[Dataset excerpt]
━━━━━━━━━━━━━━━━━━━━━━━━━━━━━━

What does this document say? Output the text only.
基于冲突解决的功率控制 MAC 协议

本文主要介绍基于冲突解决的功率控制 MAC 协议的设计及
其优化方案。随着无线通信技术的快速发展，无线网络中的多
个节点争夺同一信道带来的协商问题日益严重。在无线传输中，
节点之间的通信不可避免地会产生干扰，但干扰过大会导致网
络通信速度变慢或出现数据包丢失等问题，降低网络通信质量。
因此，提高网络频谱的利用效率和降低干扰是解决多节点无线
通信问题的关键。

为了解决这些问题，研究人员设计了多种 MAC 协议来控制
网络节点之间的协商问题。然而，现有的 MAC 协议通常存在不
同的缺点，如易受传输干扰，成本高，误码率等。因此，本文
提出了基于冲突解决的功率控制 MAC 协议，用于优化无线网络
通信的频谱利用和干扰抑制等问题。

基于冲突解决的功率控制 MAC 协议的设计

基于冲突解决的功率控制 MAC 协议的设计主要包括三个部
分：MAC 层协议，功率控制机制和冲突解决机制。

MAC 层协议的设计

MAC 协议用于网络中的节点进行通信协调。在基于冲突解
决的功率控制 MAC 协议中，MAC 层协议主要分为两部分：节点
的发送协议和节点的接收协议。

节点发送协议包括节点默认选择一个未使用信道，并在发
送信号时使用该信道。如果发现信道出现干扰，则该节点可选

━━━━━━━━━━━━━━━━━━━━━━━━━━━━━━

§ Required work:
Each entry is to be returned in full, character for character.

§ Output for this exercise:
What does this document say? Output the text only.
基于冲突解决的功率控制 MAC 协议

本文主要介绍基于冲突解决的功率控制 MAC 协议的设计及
其优化方案。随着无线通信技术的快速发展，无线网络中的多
个节点争夺同一信道带来的协商问题日益严重。在无线传输中，
节点之间的通信不可避免地会产生干扰，但干扰过大会导致网
络通信速度变慢或出现数据包丢失等问题，降低网络通信质量。
因此，提高网络频谱的利用效率和降低干扰是解决多节点无线
通信问题的关键。

为了解决这些问题，研究人员设计了多种 MAC 协议来控制
网络节点之间的协商问题。然而，现有的 MAC 协议通常存在不
同的缺点，如易受传输干扰，成本高，误码率等。因此，本文
提出了基于冲突解决的功率控制 MAC 协议，用于优化无线网络
通信的频谱利用和干扰抑制等问题。

基于冲突解决的功率控制 MAC 协议的设计

基于冲突解决的功率控制 MAC 协议的设计主要包括三个部
分：MAC 层协议，功率控制机制和冲突解决机制。

MAC 层协议的设计

MAC 协议用于网络中的节点进行通信协调。在基于冲突解
决的功率控制 MAC 协议中，MAC 层协议主要分为两部分：节点
的发送协议和节点的接收协议。

节点发送协议包括节点默认选择一个未使用信道，并在发
送信号时使用该信道。如果发现信道出现干扰，则该节点可选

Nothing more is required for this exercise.